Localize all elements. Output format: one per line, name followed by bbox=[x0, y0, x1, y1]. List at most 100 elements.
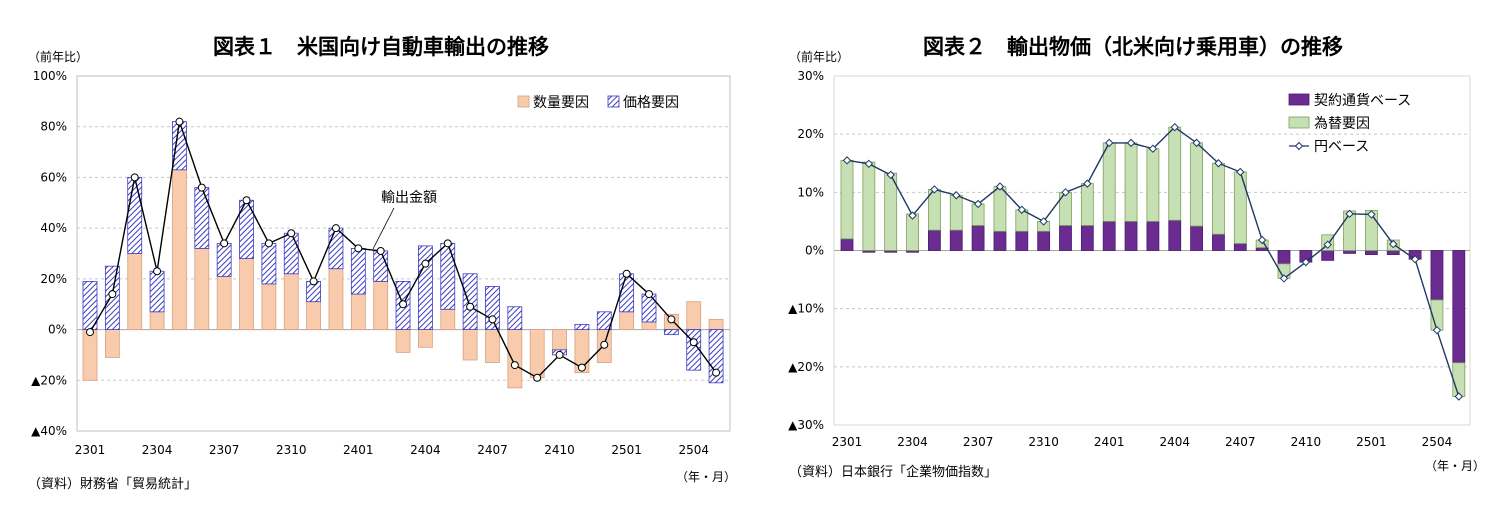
export-value-point-2406 bbox=[466, 302, 475, 311]
export-value-point-2312 bbox=[331, 224, 340, 233]
export-value-point-2505 bbox=[712, 368, 721, 377]
price-factor-bar-2504 bbox=[686, 329, 702, 371]
y-tick-label: 60% bbox=[40, 170, 67, 184]
contract-currency-bar-2406 bbox=[1212, 233, 1225, 251]
export-value-point-2307 bbox=[220, 239, 229, 248]
price-factor-bar-2303 bbox=[127, 177, 143, 254]
contract-currency-bar-2504 bbox=[1430, 250, 1444, 301]
fx-factor-bar-2302 bbox=[862, 161, 876, 251]
contract-currency-bar-2310 bbox=[1037, 230, 1051, 251]
quantity-factor-bar-2403 bbox=[395, 329, 411, 353]
contract-currency-bar-2402 bbox=[1124, 221, 1138, 251]
price-factor-bar-2306 bbox=[194, 187, 210, 249]
y-tick-label: ▲30% bbox=[788, 418, 824, 432]
quantity-factor-bar-2501 bbox=[619, 311, 635, 330]
price-factor-bar-2309 bbox=[261, 242, 277, 285]
contract-currency-bar-2409 bbox=[1277, 250, 1291, 265]
x-tick-label: 2301 bbox=[832, 435, 863, 449]
annotation-export-value: 輸出金額 bbox=[381, 190, 437, 206]
price-factor-bar-2402 bbox=[373, 250, 389, 282]
x-tick-label: 2401 bbox=[343, 443, 374, 457]
x-tick-label: 2310 bbox=[276, 443, 307, 457]
contract-currency-bar-2309 bbox=[1015, 230, 1029, 251]
y-axis-ticks: 100% 80% 60% 40% 20% 0% ▲20% ▲40% bbox=[31, 69, 67, 438]
yen-basis-point-2501 bbox=[1367, 210, 1376, 219]
export-value-point-2404 bbox=[421, 259, 430, 268]
quantity-factor-bar-2311 bbox=[306, 301, 322, 330]
contract-currency-bar-2403 bbox=[1146, 221, 1160, 251]
quantity-factor-bar-2312 bbox=[328, 268, 344, 330]
chart-title: 図表１ 米国向け自動車輸出の推移 bbox=[213, 35, 549, 59]
quantity-factor-bar-2408 bbox=[507, 329, 523, 389]
source-note: （資料）日本銀行「企業物価指数」 bbox=[789, 464, 997, 480]
y-tick-label: 0% bbox=[48, 323, 67, 337]
x-tick-label: 2410 bbox=[544, 443, 575, 457]
price-factor-bar-2305 bbox=[172, 121, 187, 171]
x-axis-ticks: 2301 2304 2307 2310 2401 2404 2407 2410 2501 2504 bbox=[832, 435, 1452, 449]
price-factor-bar-2307 bbox=[216, 242, 232, 277]
x-tick-label: 2501 bbox=[611, 443, 642, 457]
fx-factor-bar-2308 bbox=[993, 186, 1007, 232]
export-value-point-2305 bbox=[175, 117, 184, 126]
legend-swatch-contract-currency bbox=[1288, 93, 1310, 106]
export-value-point-2407 bbox=[488, 315, 497, 324]
y-tick-label: ▲10% bbox=[788, 302, 824, 316]
yen-basis-point-2307 bbox=[973, 199, 983, 209]
export-value-point-2501 bbox=[622, 269, 631, 278]
y-tick-label: 0% bbox=[805, 244, 824, 258]
export-value-point-2405 bbox=[443, 239, 452, 248]
quantity-factor-bar-2308 bbox=[239, 258, 254, 330]
y-tick-label: 40% bbox=[40, 221, 67, 235]
quantity-factor-bar-2410 bbox=[552, 329, 567, 351]
fx-factor-bar-2303 bbox=[884, 172, 898, 251]
line-series bbox=[842, 122, 1464, 401]
yen-basis-point-2409 bbox=[1279, 274, 1289, 283]
bar-series bbox=[82, 121, 724, 389]
yen-basis-point-2311 bbox=[1061, 188, 1070, 197]
x-tick-label: 2501 bbox=[1356, 435, 1387, 449]
x-tick-label: 2307 bbox=[209, 443, 240, 457]
export-value-point-2301 bbox=[86, 328, 94, 337]
yen-basis-point-2405 bbox=[1192, 138, 1201, 148]
export-value-point-2504 bbox=[689, 338, 698, 347]
fx-factor-bar-2407 bbox=[1233, 171, 1247, 244]
contract-currency-bar-2412 bbox=[1343, 250, 1356, 254]
y-axis-ticks: 30% 20% 10% 0% ▲10% ▲20% ▲30% bbox=[788, 69, 824, 432]
quantity-factor-bar-2302 bbox=[104, 329, 120, 358]
yen-basis-point-2410 bbox=[1301, 257, 1311, 267]
y-tick-label: 20% bbox=[797, 127, 824, 141]
fx-factor-bar-2406 bbox=[1212, 162, 1225, 235]
yen-basis-point-2301 bbox=[842, 156, 852, 165]
yen-basis-point-2310 bbox=[1039, 217, 1048, 226]
legend: 契約通貨ベース 為替要因 円ベース bbox=[1288, 92, 1411, 155]
yen-basis-point-2503 bbox=[1410, 255, 1420, 264]
contract-currency-bar-2407 bbox=[1233, 243, 1247, 251]
y-axis-label: （前年比） bbox=[789, 49, 849, 64]
price-factor-bar-2408 bbox=[507, 306, 523, 330]
x-tick-label: 2307 bbox=[963, 435, 994, 449]
x-tick-label: 2304 bbox=[142, 443, 173, 457]
price-factor-bar-2304 bbox=[149, 270, 165, 313]
yen-basis-point-2303 bbox=[886, 170, 895, 180]
bar-series bbox=[840, 126, 1466, 397]
x-tick-label: 2310 bbox=[1028, 435, 1059, 449]
price-factor-bar-2312 bbox=[328, 227, 344, 270]
contract-currency-bar-2306 bbox=[949, 229, 963, 251]
export-value-point-2306 bbox=[197, 183, 206, 192]
contract-currency-bar-2301 bbox=[840, 238, 854, 251]
fx-factor-bar-2404 bbox=[1168, 126, 1182, 221]
x-tick-label: 2304 bbox=[897, 435, 928, 449]
fx-factor-bar-2301 bbox=[840, 159, 854, 240]
export-value-point-2304 bbox=[153, 267, 162, 276]
price-factor-bar-2310 bbox=[283, 232, 299, 275]
price-factor-bar-2411 bbox=[574, 324, 590, 330]
yen-basis-point-2302 bbox=[864, 159, 874, 169]
legend-label-price: 価格要因 bbox=[623, 95, 679, 111]
legend-swatch-price bbox=[607, 95, 620, 108]
legend-swatch-quantity bbox=[517, 95, 530, 108]
yen-basis-point-2309 bbox=[1017, 205, 1027, 214]
quantity-factor-bar-2401 bbox=[350, 293, 366, 330]
x-tick-label: 2407 bbox=[1225, 435, 1256, 449]
x-tick-label: 2401 bbox=[1094, 435, 1125, 449]
export-value-point-2409 bbox=[533, 373, 542, 382]
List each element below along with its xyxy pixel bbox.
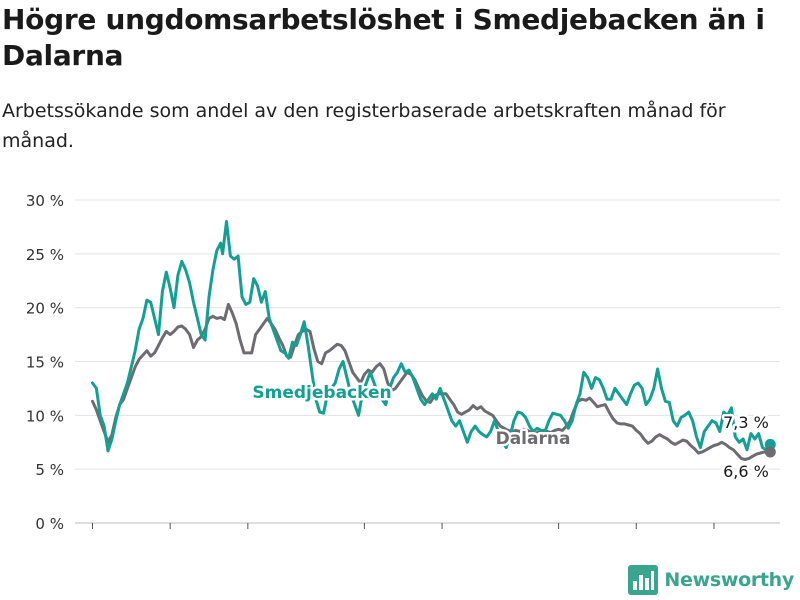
y-tick-label: 30 % — [26, 192, 64, 210]
x-tick-label: 2017 — [423, 539, 461, 540]
end-point-dalarna — [765, 446, 776, 457]
series-line-dalarna — [93, 304, 771, 459]
end-value-label-smedjebacken: 7,3 % — [723, 413, 769, 432]
x-tick-label: 2020 — [540, 539, 578, 540]
x-tick-label: 2008 — [73, 539, 111, 540]
y-tick-label: 20 % — [26, 300, 64, 318]
x-tick-label: 2022 — [617, 539, 655, 540]
y-tick-label: 0 % — [35, 515, 64, 533]
chart-title: Högre ungdomsarbetslöshet i Smedjebacken… — [2, 2, 800, 78]
chart-subtitle: Arbetssökande som andel av den registerb… — [2, 96, 792, 156]
series-line-smedjebacken — [93, 222, 771, 451]
x-tick-label: 2015 — [345, 539, 383, 540]
line-chart: 0 % 5 % 10 % 15 % 20 % 25 % 30 % 2008 2010 2012 20… — [0, 180, 800, 540]
x-tick-label: 2010 — [151, 539, 189, 540]
y-tick-label: 5 % — [35, 461, 64, 479]
y-tick-label: 25 % — [26, 246, 64, 264]
x-tick-label: 2024 — [695, 539, 733, 540]
series-label-smedjebacken: Smedjebacken — [252, 383, 391, 403]
series-label-dalarna: Dalarna — [496, 429, 571, 449]
brand-logo[interactable]: Newsworthy — [628, 562, 794, 598]
brand-name: Newsworthy — [664, 569, 794, 591]
end-value-label-dalarna: 6,6 % — [723, 462, 769, 481]
x-tick-label: 2012 — [229, 539, 267, 540]
y-tick-label: 15 % — [26, 354, 64, 372]
bar-chart-logo-icon — [628, 565, 658, 595]
y-tick-label: 10 % — [26, 407, 64, 425]
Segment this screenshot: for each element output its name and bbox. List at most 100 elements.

....................

# THE REQUEST
Lay out the lines from the one containing "export-value-point-2406 bbox=[466, 302, 475, 311]" through the one containing "quantity-factor-bar-2311 bbox=[306, 301, 322, 330]", inclusive, as a JSON list of strings with one string per line and blank lines omitted.

# RESULT BELOW
[
  "export-value-point-2406 bbox=[466, 302, 475, 311]",
  "export-value-point-2312 bbox=[331, 224, 340, 233]",
  "export-value-point-2505 bbox=[712, 368, 721, 377]",
  "price-factor-bar-2504 bbox=[686, 329, 702, 371]",
  "y-tick-label: 60% bbox=[40, 170, 67, 184]",
  "contract-currency-bar-2406 bbox=[1212, 233, 1225, 251]",
  "export-value-point-2307 bbox=[220, 239, 229, 248]",
  "price-factor-bar-2303 bbox=[127, 177, 143, 254]",
  "contract-currency-bar-2504 bbox=[1430, 250, 1444, 301]",
  "fx-factor-bar-2302 bbox=[862, 161, 876, 251]",
  "contract-currency-bar-2310 bbox=[1037, 230, 1051, 251]",
  "quantity-factor-bar-2403 bbox=[395, 329, 411, 353]",
  "contract-currency-bar-2402 bbox=[1124, 221, 1138, 251]",
  "price-factor-bar-2306 bbox=[194, 187, 210, 249]",
  "y-tick-label: ▲30% bbox=[788, 418, 824, 432]",
  "quantity-factor-bar-2501 bbox=[619, 311, 635, 330]",
  "price-factor-bar-2309 bbox=[261, 242, 277, 285]",
  "contract-currency-bar-2409 bbox=[1277, 250, 1291, 265]",
  "x-tick-label: 2301 bbox=[832, 435, 863, 449]",
  "annotation-export-value: 輸出金額 bbox=[381, 190, 437, 206]",
  "price-factor-bar-2402 bbox=[373, 250, 389, 282]",
  "x-tick-label: 2401 bbox=[343, 443, 374, 457]",
  "x-tick-label: 2310 bbox=[276, 443, 307, 457]",
  "contract-currency-bar-2309 bbox=[1015, 230, 1029, 251]",
  "y-axis-ticks: 100% 80% 60% 40% 20% 0% ▲20% ▲40% bbox=[31, 69, 67, 438]",
  "yen-basis-point-2501 bbox=[1367, 210, 1376, 219]",
  "export-value-point-2404 bbox=[421, 259, 430, 268]",
  "quantity-factor-bar-2311 bbox=[306, 301, 322, 330]"
]